Task directions ->
Copy out all the records, word for word.

Provided records ->
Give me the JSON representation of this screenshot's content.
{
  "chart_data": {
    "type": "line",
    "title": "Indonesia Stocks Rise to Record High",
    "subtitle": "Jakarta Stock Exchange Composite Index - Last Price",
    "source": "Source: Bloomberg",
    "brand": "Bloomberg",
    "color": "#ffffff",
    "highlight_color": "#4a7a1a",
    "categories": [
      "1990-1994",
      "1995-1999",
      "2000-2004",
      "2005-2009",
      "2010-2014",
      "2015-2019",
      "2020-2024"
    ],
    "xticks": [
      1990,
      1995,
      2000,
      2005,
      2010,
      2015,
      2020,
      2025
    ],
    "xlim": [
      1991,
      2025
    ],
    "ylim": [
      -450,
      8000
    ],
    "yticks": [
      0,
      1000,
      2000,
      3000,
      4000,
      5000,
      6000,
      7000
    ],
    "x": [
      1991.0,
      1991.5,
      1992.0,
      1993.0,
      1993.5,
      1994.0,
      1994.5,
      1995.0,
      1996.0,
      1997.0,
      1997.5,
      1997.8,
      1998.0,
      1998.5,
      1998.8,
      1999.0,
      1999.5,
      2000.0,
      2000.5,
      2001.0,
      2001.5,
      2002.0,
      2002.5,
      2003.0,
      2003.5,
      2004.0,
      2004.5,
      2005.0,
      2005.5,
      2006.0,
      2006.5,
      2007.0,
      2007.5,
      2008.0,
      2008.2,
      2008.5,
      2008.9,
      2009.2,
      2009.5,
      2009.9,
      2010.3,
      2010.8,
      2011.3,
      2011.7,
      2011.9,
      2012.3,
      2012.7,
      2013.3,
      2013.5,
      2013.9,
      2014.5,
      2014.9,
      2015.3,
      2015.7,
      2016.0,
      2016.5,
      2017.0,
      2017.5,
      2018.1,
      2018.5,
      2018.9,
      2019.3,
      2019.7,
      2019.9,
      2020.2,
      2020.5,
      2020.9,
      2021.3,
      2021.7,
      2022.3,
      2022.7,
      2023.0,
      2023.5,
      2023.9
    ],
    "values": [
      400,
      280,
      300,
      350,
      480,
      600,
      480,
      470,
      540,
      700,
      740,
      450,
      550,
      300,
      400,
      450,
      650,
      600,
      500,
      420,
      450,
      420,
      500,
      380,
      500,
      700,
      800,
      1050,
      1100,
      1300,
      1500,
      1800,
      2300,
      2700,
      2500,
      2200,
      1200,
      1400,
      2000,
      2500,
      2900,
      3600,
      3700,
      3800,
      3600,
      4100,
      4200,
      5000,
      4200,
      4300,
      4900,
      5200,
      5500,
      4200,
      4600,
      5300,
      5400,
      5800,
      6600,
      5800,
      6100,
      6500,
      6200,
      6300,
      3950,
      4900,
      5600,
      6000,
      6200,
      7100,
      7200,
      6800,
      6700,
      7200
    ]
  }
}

Completed exercise ->
Give me the JSON representation of this screenshot's content.
{
  "chart_data": {
    "type": "line",
    "title": "Indonesia Stocks Rise to Record High",
    "subtitle": "Jakarta Stock Exchange Composite Index - Last Price",
    "source": "Source: Bloomberg",
    "brand": "Bloomberg",
    "color": "#ffffff",
    "highlight_color": "#4a7a1a",
    "categories": [
      "1990-1994",
      "1995-1999",
      "2000-2004",
      "2005-2009",
      "2010-2014",
      "2015-2019",
      "2020-2024"
    ],
    "xticks": [
      1990,
      1995,
      2000,
      2005,
      2010,
      2015,
      2020,
      2025
    ],
    "xlim": [
      1991,
      2025
    ],
    "ylim": [
      -450,
      8000
    ],
    "yticks": [
      0,
      1000,
      2000,
      3000,
      4000,
      5000,
      6000,
      7000
    ],
    "x": [
      1991.0,
      1991.5,
      1992.0,
      1993.0,
      1993.5,
      1994.0,
      1994.5,
      1995.0,
      1996.0,
      1997.0,
      1997.5,
      1997.8,
      1998.0,
      1998.5,
      1998.8,
      1999.0,
      1999.5,
      2000.0,
      2000.5,
      2001.0,
      2001.5,
      2002.0,
      2002.5,
      2003.0,
      2003.5,
      2004.0,
      2004.5,
      2005.0,
      2005.5,
      2006.0,
      2006.5,
      2007.0,
      2007.5,
      2008.0,
      2008.2,
      2008.5,
      2008.9,
      2009.2,
      2009.5,
      2009.9,
      2010.3,
      2010.8,
      2011.3,
      2011.7,
      2011.9,
      2012.3,
      2012.7,
      2013.3,
      2013.5,
      2013.9,
      2014.5,
      2014.9,
      2015.3,
      2015.7,
      2016.0,
      2016.5,
      2017.0,
      2017.5,
      2018.1,
      2018.5,
      2018.9,
      2019.3,
      2019.7,
      2019.9,
      2020.2,
      2020.5,
      2020.9,
      2021.3,
      2021.7,
      2022.3,
      2022.7,
      2023.0,
      2023.5,
      2023.9
    ],
    "values": [
      400,
      280,
      300,
      350,
      480,
      600,
      480,
      470,
      540,
      700,
      740,
      450,
      550,
      300,
      400,
      450,
      650,
      600,
      500,
      420,
      450,
      420,
      500,
      380,
      500,
      700,
      800,
      1050,
      1100,
      1300,
      1500,
      1800,
      2300,
      2700,
      2500,
      2200,
      1200,
      1400,
      2000,
      2500,
      2900,
      3600,
      3700,
      3800,
      3600,
      4100,
      4200,
      5000,
      4200,
      4300,
      4900,
      5200,
      5500,
      4200,
      4600,
      5300,
      5400,
      5800,
      6600,
      5800,
      6100,
      6500,
      6200,
      6300,
      3950,
      4900,
      5600,
      6000,
      6200,
      7100,
      7200,
      6800,
      6700,
      7200
    ]
  }
}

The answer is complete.